* **Goal**:
Extract all lines containing "label".

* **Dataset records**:
═══
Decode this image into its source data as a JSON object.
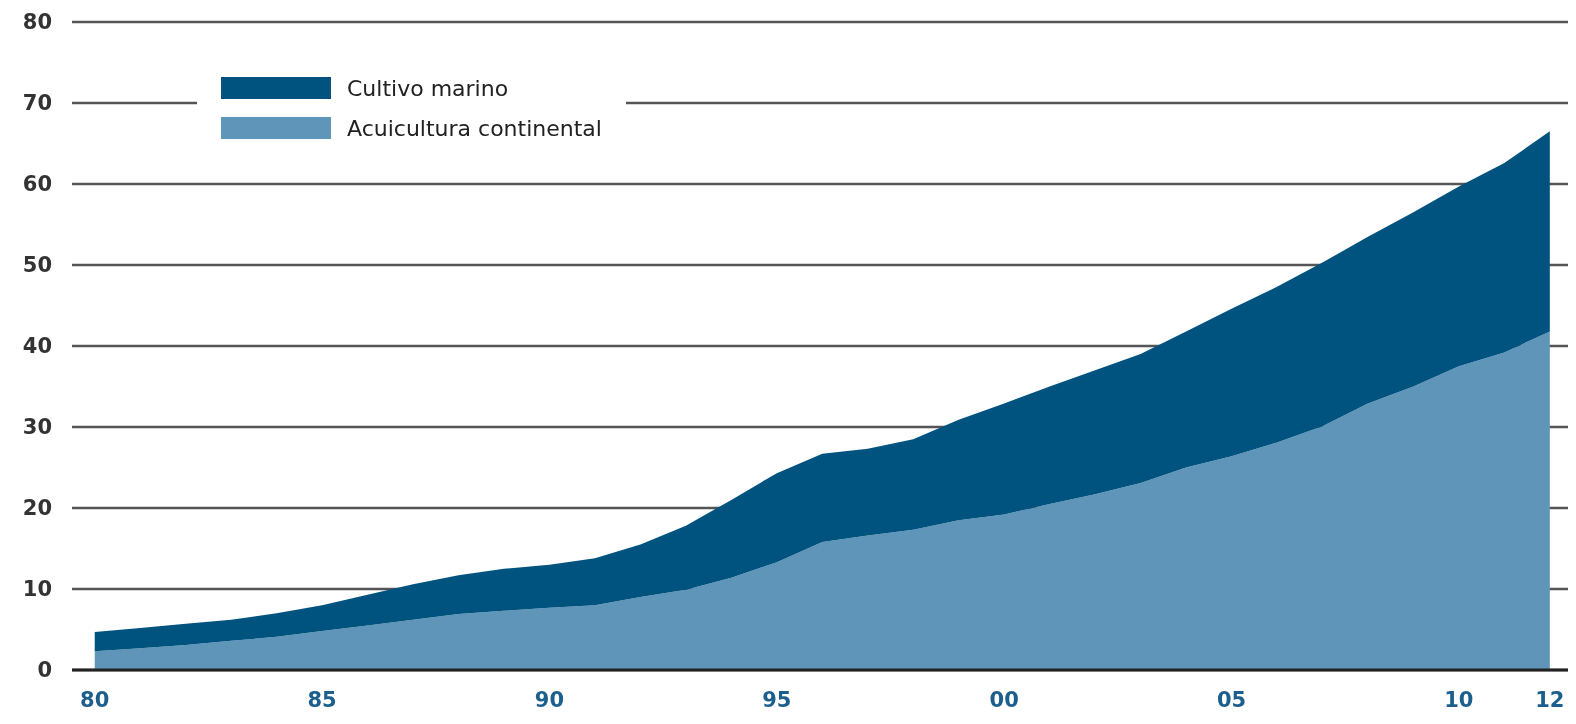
{
  "chart_data": {
    "type": "area",
    "stacked": true,
    "x": [
      1980,
      1981,
      1982,
      1983,
      1984,
      1985,
      1986,
      1987,
      1988,
      1989,
      1990,
      1991,
      1992,
      1993,
      1994,
      1995,
      1996,
      1997,
      1998,
      1999,
      2000,
      2001,
      2002,
      2003,
      2004,
      2005,
      2006,
      2007,
      2008,
      2009,
      2010,
      2011,
      2012
    ],
    "series": [
      {
        "name": "Acuicultura continental",
        "color": "#5e95b8",
        "values": [
          2.3,
          2.7,
          3.1,
          3.6,
          4.1,
          4.8,
          5.5,
          6.2,
          6.9,
          7.3,
          7.7,
          8.0,
          9.0,
          9.9,
          11.4,
          13.3,
          15.8,
          16.6,
          17.3,
          18.5,
          19.2,
          20.5,
          21.7,
          23.1,
          25.0,
          26.4,
          28.1,
          30.1,
          32.9,
          35.0,
          37.5,
          39.2,
          41.8
        ]
      },
      {
        "name": "Cultivo marino",
        "color": "#00537f",
        "values": [
          2.4,
          2.5,
          2.6,
          2.6,
          2.9,
          3.2,
          3.8,
          4.4,
          4.8,
          5.2,
          5.3,
          5.8,
          6.5,
          7.9,
          9.6,
          11.0,
          10.9,
          10.7,
          11.2,
          12.4,
          13.7,
          14.5,
          15.3,
          15.9,
          16.8,
          18.2,
          19.2,
          20.2,
          20.6,
          21.5,
          22.2,
          23.4,
          24.7
        ]
      }
    ],
    "xlim": [
      1979.5,
      2012.4
    ],
    "xticks": [
      {
        "value": 1980,
        "label": "80"
      },
      {
        "value": 1985,
        "label": "85"
      },
      {
        "value": 1990,
        "label": "90"
      },
      {
        "value": 1995,
        "label": "95"
      },
      {
        "value": 2000,
        "label": "00"
      },
      {
        "value": 2005,
        "label": "05"
      },
      {
        "value": 2010,
        "label": "10"
      },
      {
        "value": 2012,
        "label": "12"
      }
    ],
    "ylim": [
      0,
      80
    ],
    "yticks": [
      0,
      10,
      20,
      30,
      40,
      50,
      60,
      70,
      80
    ],
    "grid": "y",
    "legend": "top left"
  }
}
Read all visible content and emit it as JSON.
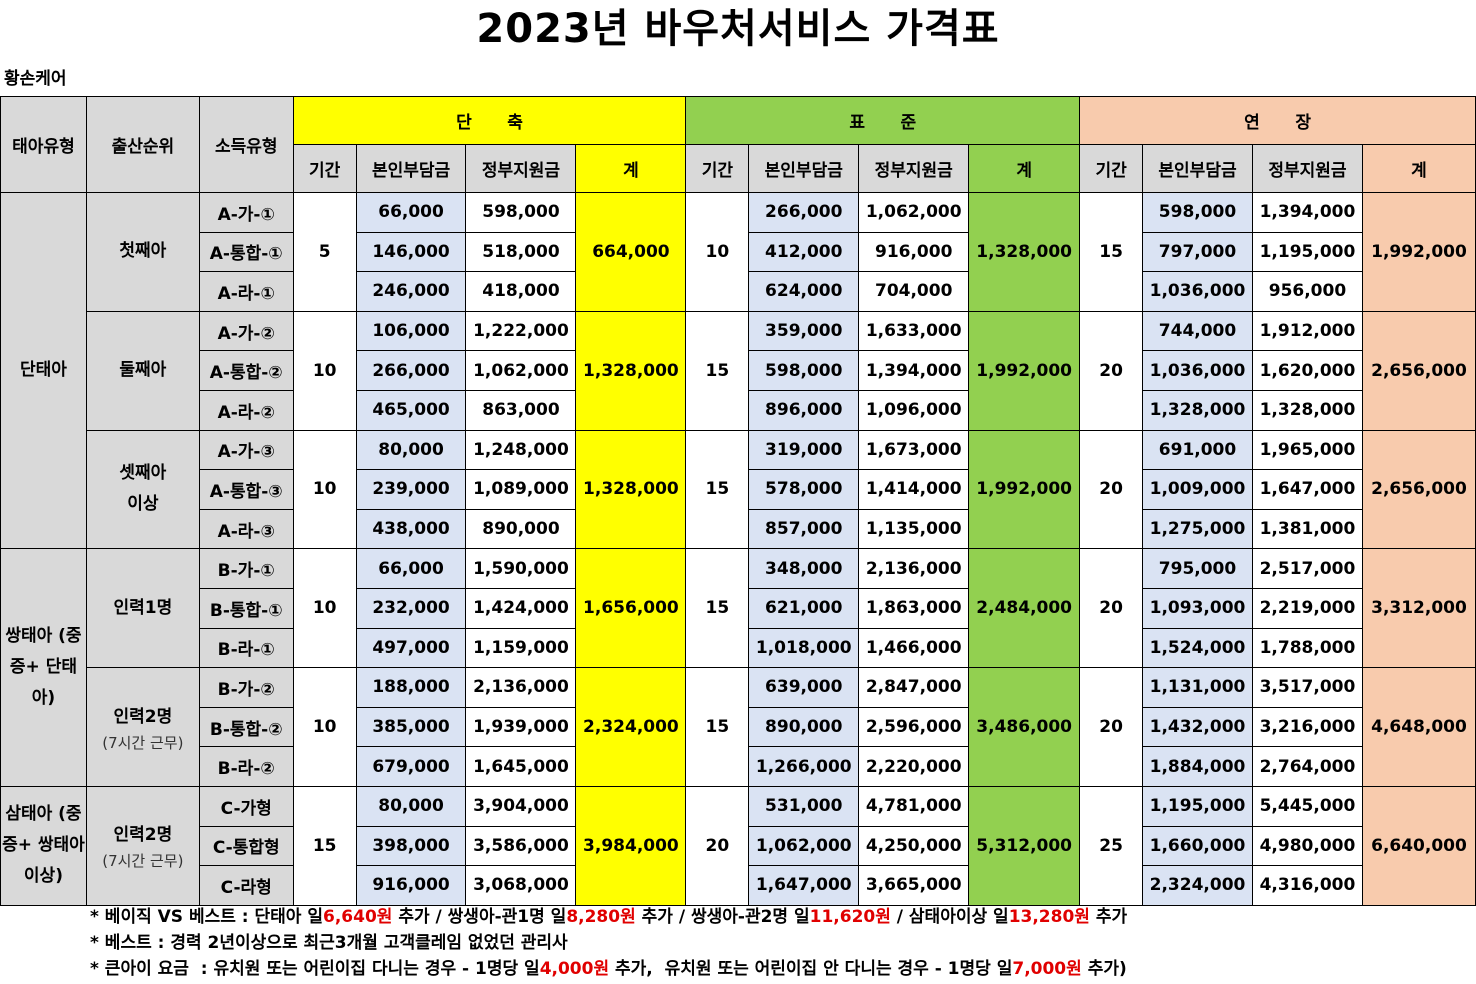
═══
* **The reply**:
        "label": "80"
        "label": "85"
        "label": "90"
        "label": "95"
        "label": "00"
        "label": "05"
        "label": "10"
        "label": "12"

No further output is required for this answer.